[Data items]
## Start

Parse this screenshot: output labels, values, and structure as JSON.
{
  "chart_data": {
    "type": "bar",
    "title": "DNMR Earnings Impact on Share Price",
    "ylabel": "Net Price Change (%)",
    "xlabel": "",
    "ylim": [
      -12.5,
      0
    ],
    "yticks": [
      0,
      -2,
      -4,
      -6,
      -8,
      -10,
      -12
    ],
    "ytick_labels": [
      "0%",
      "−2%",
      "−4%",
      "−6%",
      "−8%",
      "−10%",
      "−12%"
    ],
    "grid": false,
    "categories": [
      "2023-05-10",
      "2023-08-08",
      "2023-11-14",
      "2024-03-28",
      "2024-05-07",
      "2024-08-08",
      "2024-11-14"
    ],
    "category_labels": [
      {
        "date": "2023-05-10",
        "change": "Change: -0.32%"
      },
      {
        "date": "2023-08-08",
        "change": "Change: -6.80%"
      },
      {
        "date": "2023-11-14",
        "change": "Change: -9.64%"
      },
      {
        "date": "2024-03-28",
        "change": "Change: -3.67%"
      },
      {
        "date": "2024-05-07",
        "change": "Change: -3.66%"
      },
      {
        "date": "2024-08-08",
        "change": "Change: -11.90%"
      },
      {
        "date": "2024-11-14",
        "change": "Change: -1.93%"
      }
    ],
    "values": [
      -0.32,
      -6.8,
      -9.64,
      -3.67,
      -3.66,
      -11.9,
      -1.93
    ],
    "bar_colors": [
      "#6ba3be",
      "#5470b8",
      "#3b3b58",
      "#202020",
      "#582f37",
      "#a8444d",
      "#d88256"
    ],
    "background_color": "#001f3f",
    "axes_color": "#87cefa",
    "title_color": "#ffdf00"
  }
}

## End

# Work to do:
Type the material above out again, exactly.

# Solution for this exercise:
Parse this screenshot: output labels, values, and structure as JSON.
{
  "chart_data": {
    "type": "bar",
    "title": "DNMR Earnings Impact on Share Price",
    "ylabel": "Net Price Change (%)",
    "xlabel": "",
    "ylim": [
      -12.5,
      0
    ],
    "yticks": [
      0,
      -2,
      -4,
      -6,
      -8,
      -10,
      -12
    ],
    "ytick_labels": [
      "0%",
      "−2%",
      "−4%",
      "−6%",
      "−8%",
      "−10%",
      "−12%"
    ],
    "grid": false,
    "categories": [
      "2023-05-10",
      "2023-08-08",
      "2023-11-14",
      "2024-03-28",
      "2024-05-07",
      "2024-08-08",
      "2024-11-14"
    ],
    "category_labels": [
      {
        "date": "2023-05-10",
        "change": "Change: -0.32%"
      },
      {
        "date": "2023-08-08",
        "change": "Change: -6.80%"
      },
      {
        "date": "2023-11-14",
        "change": "Change: -9.64%"
      },
      {
        "date": "2024-03-28",
        "change": "Change: -3.67%"
      },
      {
        "date": "2024-05-07",
        "change": "Change: -3.66%"
      },
      {
        "date": "2024-08-08",
        "change": "Change: -11.90%"
      },
      {
        "date": "2024-11-14",
        "change": "Change: -1.93%"
      }
    ],
    "values": [
      -0.32,
      -6.8,
      -9.64,
      -3.67,
      -3.66,
      -11.9,
      -1.93
    ],
    "bar_colors": [
      "#6ba3be",
      "#5470b8",
      "#3b3b58",
      "#202020",
      "#582f37",
      "#a8444d",
      "#d88256"
    ],
    "background_color": "#001f3f",
    "axes_color": "#87cefa",
    "title_color": "#ffdf00"
  }
}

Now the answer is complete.